Stored dataset items -
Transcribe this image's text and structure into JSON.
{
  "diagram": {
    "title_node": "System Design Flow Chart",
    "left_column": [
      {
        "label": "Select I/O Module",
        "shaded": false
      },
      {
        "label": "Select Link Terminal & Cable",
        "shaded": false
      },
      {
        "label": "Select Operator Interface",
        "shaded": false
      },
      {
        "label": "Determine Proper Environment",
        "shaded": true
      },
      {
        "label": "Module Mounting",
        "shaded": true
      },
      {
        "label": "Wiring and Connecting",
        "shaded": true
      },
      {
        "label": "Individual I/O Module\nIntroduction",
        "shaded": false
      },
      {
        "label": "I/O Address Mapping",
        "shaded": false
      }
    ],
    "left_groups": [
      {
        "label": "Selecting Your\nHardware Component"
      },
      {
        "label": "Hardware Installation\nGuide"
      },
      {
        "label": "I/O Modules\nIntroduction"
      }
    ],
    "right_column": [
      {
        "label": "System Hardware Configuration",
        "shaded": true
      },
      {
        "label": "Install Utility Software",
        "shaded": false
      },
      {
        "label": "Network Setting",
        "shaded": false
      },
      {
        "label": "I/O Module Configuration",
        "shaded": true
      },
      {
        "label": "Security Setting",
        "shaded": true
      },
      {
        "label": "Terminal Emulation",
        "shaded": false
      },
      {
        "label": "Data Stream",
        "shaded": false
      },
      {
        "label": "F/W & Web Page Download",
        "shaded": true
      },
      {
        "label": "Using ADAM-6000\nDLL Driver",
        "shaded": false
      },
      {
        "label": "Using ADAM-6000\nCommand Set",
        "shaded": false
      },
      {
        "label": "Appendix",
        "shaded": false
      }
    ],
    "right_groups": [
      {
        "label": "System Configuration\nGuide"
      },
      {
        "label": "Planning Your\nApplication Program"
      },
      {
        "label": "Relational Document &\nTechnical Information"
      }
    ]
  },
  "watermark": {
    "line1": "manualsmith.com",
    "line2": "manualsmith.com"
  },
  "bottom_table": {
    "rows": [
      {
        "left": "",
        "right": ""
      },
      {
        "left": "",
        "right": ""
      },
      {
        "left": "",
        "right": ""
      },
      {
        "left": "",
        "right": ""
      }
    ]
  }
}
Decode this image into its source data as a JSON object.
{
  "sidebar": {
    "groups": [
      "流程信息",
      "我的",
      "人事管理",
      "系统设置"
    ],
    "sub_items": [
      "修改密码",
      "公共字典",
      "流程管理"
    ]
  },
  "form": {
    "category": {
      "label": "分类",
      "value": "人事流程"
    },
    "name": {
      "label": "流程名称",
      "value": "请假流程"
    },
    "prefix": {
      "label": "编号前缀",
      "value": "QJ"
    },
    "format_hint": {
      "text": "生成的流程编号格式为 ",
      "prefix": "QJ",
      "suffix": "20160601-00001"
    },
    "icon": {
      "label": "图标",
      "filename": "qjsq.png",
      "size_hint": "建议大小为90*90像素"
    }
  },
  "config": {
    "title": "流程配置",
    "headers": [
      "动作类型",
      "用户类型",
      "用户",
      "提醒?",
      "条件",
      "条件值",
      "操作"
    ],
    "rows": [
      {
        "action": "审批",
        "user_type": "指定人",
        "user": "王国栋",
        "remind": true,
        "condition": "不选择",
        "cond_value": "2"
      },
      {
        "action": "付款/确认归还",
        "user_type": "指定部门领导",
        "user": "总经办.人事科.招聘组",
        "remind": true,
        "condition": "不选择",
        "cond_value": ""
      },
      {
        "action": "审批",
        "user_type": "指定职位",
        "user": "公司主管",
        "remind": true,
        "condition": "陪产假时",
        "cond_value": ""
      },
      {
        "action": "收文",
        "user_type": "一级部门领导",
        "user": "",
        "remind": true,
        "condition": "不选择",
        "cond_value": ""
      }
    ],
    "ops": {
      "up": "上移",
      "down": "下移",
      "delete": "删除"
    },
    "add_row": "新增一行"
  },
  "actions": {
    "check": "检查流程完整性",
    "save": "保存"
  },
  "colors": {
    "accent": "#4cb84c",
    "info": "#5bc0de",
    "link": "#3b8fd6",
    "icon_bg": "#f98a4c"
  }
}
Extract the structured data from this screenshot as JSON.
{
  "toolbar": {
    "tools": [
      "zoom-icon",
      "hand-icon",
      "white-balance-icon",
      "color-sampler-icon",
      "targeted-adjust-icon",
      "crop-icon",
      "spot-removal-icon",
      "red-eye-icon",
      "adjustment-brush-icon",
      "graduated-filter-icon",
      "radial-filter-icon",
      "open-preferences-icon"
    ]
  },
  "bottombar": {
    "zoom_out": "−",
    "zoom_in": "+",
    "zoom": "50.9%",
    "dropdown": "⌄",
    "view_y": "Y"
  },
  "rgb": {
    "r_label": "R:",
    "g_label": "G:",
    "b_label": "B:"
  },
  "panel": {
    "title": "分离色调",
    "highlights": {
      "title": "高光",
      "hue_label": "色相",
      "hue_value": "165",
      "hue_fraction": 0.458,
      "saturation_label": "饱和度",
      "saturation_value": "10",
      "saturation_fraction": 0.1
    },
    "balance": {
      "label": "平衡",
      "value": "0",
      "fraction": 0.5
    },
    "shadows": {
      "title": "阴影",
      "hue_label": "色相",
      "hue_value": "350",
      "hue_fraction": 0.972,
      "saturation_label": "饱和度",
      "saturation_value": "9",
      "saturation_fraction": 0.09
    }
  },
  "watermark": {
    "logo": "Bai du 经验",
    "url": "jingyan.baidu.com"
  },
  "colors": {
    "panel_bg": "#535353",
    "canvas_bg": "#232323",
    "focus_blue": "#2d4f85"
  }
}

EXERCISE INSTRUCTIONS - Restate each entry exactly, skipping none.

THE RESPONSE -
Transcribe this image's text and structure into JSON.
{
  "diagram": {
    "title_node": "System Design Flow Chart",
    "left_column": [
      {
        "label": "Select I/O Module",
        "shaded": false
      },
      {
        "label": "Select Link Terminal & Cable",
        "shaded": false
      },
      {
        "label": "Select Operator Interface",
        "shaded": false
      },
      {
        "label": "Determine Proper Environment",
        "shaded": true
      },
      {
        "label": "Module Mounting",
        "shaded": true
      },
      {
        "label": "Wiring and Connecting",
        "shaded": true
      },
      {
        "label": "Individual I/O Module\nIntroduction",
        "shaded": false
      },
      {
        "label": "I/O Address Mapping",
        "shaded": false
      }
    ],
    "left_groups": [
      {
        "label": "Selecting Your\nHardware Component"
      },
      {
        "label": "Hardware Installation\nGuide"
      },
      {
        "label": "I/O Modules\nIntroduction"
      }
    ],
    "right_column": [
      {
        "label": "System Hardware Configuration",
        "shaded": true
      },
      {
        "label": "Install Utility Software",
        "shaded": false
      },
      {
        "label": "Network Setting",
        "shaded": false
      },
      {
        "label": "I/O Module Configuration",
        "shaded": true
      },
      {
        "label": "Security Setting",
        "shaded": true
      },
      {
        "label": "Terminal Emulation",
        "shaded": false
      },
      {
        "label": "Data Stream",
        "shaded": false
      },
      {
        "label": "F/W & Web Page Download",
        "shaded": true
      },
      {
        "label": "Using ADAM-6000\nDLL Driver",
        "shaded": false
      },
      {
        "label": "Using ADAM-6000\nCommand Set",
        "shaded": false
      },
      {
        "label": "Appendix",
        "shaded": false
      }
    ],
    "right_groups": [
      {
        "label": "System Configuration\nGuide"
      },
      {
        "label": "Planning Your\nApplication Program"
      },
      {
        "label": "Relational Document &\nTechnical Information"
      }
    ]
  },
  "watermark": {
    "line1": "manualsmith.com",
    "line2": "manualsmith.com"
  },
  "bottom_table": {
    "rows": [
      {
        "left": "",
        "right": ""
      },
      {
        "left": "",
        "right": ""
      },
      {
        "left": "",
        "right": ""
      },
      {
        "left": "",
        "right": ""
      }
    ]
  }
}
Decode this image into its source data as a JSON object.
{
  "sidebar": {
    "groups": [
      "流程信息",
      "我的",
      "人事管理",
      "系统设置"
    ],
    "sub_items": [
      "修改密码",
      "公共字典",
      "流程管理"
    ]
  },
  "form": {
    "category": {
      "label": "分类",
      "value": "人事流程"
    },
    "name": {
      "label": "流程名称",
      "value": "请假流程"
    },
    "prefix": {
      "label": "编号前缀",
      "value": "QJ"
    },
    "format_hint": {
      "text": "生成的流程编号格式为 ",
      "prefix": "QJ",
      "suffix": "20160601-00001"
    },
    "icon": {
      "label": "图标",
      "filename": "qjsq.png",
      "size_hint": "建议大小为90*90像素"
    }
  },
  "config": {
    "title": "流程配置",
    "headers": [
      "动作类型",
      "用户类型",
      "用户",
      "提醒?",
      "条件",
      "条件值",
      "操作"
    ],
    "rows": [
      {
        "action": "审批",
        "user_type": "指定人",
        "user": "王国栋",
        "remind": true,
        "condition": "不选择",
        "cond_value": "2"
      },
      {
        "action": "付款/确认归还",
        "user_type": "指定部门领导",
        "user": "总经办.人事科.招聘组",
        "remind": true,
        "condition": "不选择",
        "cond_value": ""
      },
      {
        "action": "审批",
        "user_type": "指定职位",
        "user": "公司主管",
        "remind": true,
        "condition": "陪产假时",
        "cond_value": ""
      },
      {
        "action": "收文",
        "user_type": "一级部门领导",
        "user": "",
        "remind": true,
        "condition": "不选择",
        "cond_value": ""
      }
    ],
    "ops": {
      "up": "上移",
      "down": "下移",
      "delete": "删除"
    },
    "add_row": "新增一行"
  },
  "actions": {
    "check": "检查流程完整性",
    "save": "保存"
  },
  "colors": {
    "accent": "#4cb84c",
    "info": "#5bc0de",
    "link": "#3b8fd6",
    "icon_bg": "#f98a4c"
  }
}
Extract the structured data from this screenshot as JSON.
{
  "toolbar": {
    "tools": [
      "zoom-icon",
      "hand-icon",
      "white-balance-icon",
      "color-sampler-icon",
      "targeted-adjust-icon",
      "crop-icon",
      "spot-removal-icon",
      "red-eye-icon",
      "adjustment-brush-icon",
      "graduated-filter-icon",
      "radial-filter-icon",
      "open-preferences-icon"
    ]
  },
  "bottombar": {
    "zoom_out": "−",
    "zoom_in": "+",
    "zoom": "50.9%",
    "dropdown": "⌄",
    "view_y": "Y"
  },
  "rgb": {
    "r_label": "R:",
    "g_label": "G:",
    "b_label": "B:"
  },
  "panel": {
    "title": "分离色调",
    "highlights": {
      "title": "高光",
      "hue_label": "色相",
      "hue_value": "165",
      "hue_fraction": 0.458,
      "saturation_label": "饱和度",
      "saturation_value": "10",
      "saturation_fraction": 0.1
    },
    "balance": {
      "label": "平衡",
      "value": "0",
      "fraction": 0.5
    },
    "shadows": {
      "title": "阴影",
      "hue_label": "色相",
      "hue_value": "350",
      "hue_fraction": 0.972,
      "saturation_label": "饱和度",
      "saturation_value": "9",
      "saturation_fraction": 0.09
    }
  },
  "watermark": {
    "logo": "Bai du 经验",
    "url": "jingyan.baidu.com"
  },
  "colors": {
    "panel_bg": "#535353",
    "canvas_bg": "#232323",
    "focus_blue": "#2d4f85"
  }
}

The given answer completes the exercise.